- **PROBLEM DETAILS**
Return every line of the records below verbatim, with no pictures in the copy.

-------- DATA LINES

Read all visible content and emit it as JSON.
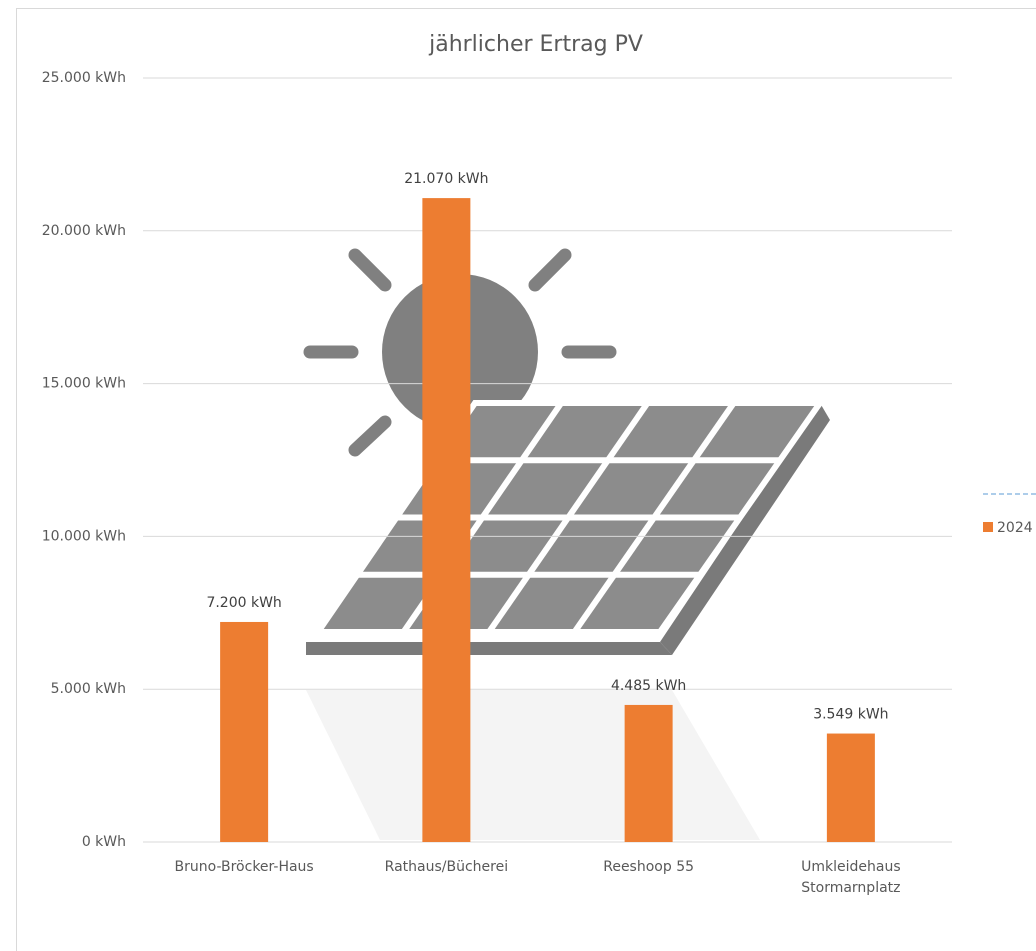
{
  "chart_data": {
    "type": "bar",
    "title": "jährlicher Ertrag PV",
    "categories": [
      "Bruno-Bröcker-Haus",
      "Rathaus/Bücherei",
      "Reeshoop 55",
      "Umkleidehaus Stormarnplatz"
    ],
    "series": [
      {
        "name": "2024",
        "color": "#ed7d31",
        "values": [
          7200,
          21070,
          4485,
          3549
        ],
        "value_labels": [
          "7.200 kWh",
          "21.070 kWh",
          "4.485 kWh",
          "3.549 kWh"
        ]
      }
    ],
    "ylim": [
      0,
      25000
    ],
    "yticks": [
      {
        "value": 0,
        "label": "0 kWh"
      },
      {
        "value": 5000,
        "label": "5.000 kWh"
      },
      {
        "value": 10000,
        "label": "10.000 kWh"
      },
      {
        "value": 15000,
        "label": "15.000 kWh"
      },
      {
        "value": 20000,
        "label": "20.000 kWh"
      },
      {
        "value": 25000,
        "label": "25.000 kWh"
      }
    ],
    "grid": true,
    "legend": "right"
  }
}
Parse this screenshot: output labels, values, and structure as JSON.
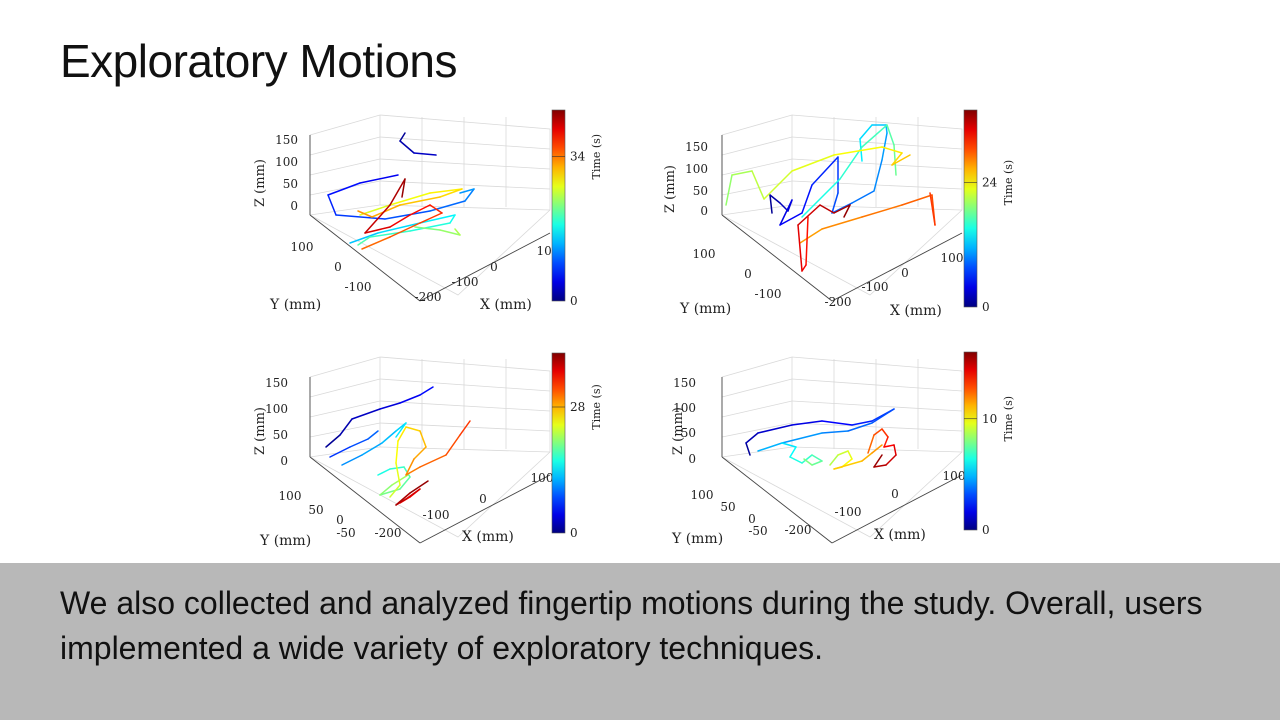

----------------

- **WRITTEN SOLUTION**
Read all visible content and emit it as JSON.
{
  "chart_data": {
    "type": "bar",
    "title": "jährlicher Ertrag PV",
    "categories": [
      "Bruno-Bröcker-Haus",
      "Rathaus/Bücherei",
      "Reeshoop 55",
      "Umkleidehaus Stormarnplatz"
    ],
    "series": [
      {
        "name": "2024",
        "color": "#ed7d31",
        "values": [
          7200,
          21070,
          4485,
          3549
        ],
        "value_labels": [
          "7.200 kWh",
          "21.070 kWh",
          "4.485 kWh",
          "3.549 kWh"
        ]
      }
    ],
    "ylim": [
      0,
      25000
    ],
    "yticks": [
      {
        "value": 0,
        "label": "0 kWh"
      },
      {
        "value": 5000,
        "label": "5.000 kWh"
      },
      {
        "value": 10000,
        "label": "10.000 kWh"
      },
      {
        "value": 15000,
        "label": "15.000 kWh"
      },
      {
        "value": 20000,
        "label": "20.000 kWh"
      },
      {
        "value": 25000,
        "label": "25.000 kWh"
      }
    ],
    "grid": true,
    "legend": "right"
  }
}
Parse this screenshot: output labels, values, and structure as JSON.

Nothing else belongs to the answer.